◆ **Dataset entries on figures**
▶

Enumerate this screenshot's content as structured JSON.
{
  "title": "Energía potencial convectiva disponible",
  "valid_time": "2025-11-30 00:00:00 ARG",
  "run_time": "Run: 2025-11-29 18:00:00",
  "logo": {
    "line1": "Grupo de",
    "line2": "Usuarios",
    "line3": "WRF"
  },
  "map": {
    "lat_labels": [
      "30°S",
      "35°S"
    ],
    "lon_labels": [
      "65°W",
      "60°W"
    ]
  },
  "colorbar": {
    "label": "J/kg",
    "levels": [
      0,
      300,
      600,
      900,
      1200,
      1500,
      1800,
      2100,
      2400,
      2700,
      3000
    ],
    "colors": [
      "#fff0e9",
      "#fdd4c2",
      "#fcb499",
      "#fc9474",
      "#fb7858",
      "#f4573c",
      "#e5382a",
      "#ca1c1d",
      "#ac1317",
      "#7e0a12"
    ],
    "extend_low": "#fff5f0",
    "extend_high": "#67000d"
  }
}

◀

◆ **PROBLEM TO WORK ON**
All of the entries need to be reproduced exactly; please write them out.

◆ **SOLUTION BELOW**
Enumerate this screenshot's content as structured JSON.
{
  "title": "Energía potencial convectiva disponible",
  "valid_time": "2025-11-30 00:00:00 ARG",
  "run_time": "Run: 2025-11-29 18:00:00",
  "logo": {
    "line1": "Grupo de",
    "line2": "Usuarios",
    "line3": "WRF"
  },
  "map": {
    "lat_labels": [
      "30°S",
      "35°S"
    ],
    "lon_labels": [
      "65°W",
      "60°W"
    ]
  },
  "colorbar": {
    "label": "J/kg",
    "levels": [
      0,
      300,
      600,
      900,
      1200,
      1500,
      1800,
      2100,
      2400,
      2700,
      3000
    ],
    "colors": [
      "#fff0e9",
      "#fdd4c2",
      "#fcb499",
      "#fc9474",
      "#fb7858",
      "#f4573c",
      "#e5382a",
      "#ca1c1d",
      "#ac1317",
      "#7e0a12"
    ],
    "extend_low": "#fff5f0",
    "extend_high": "#67000d"
  }
}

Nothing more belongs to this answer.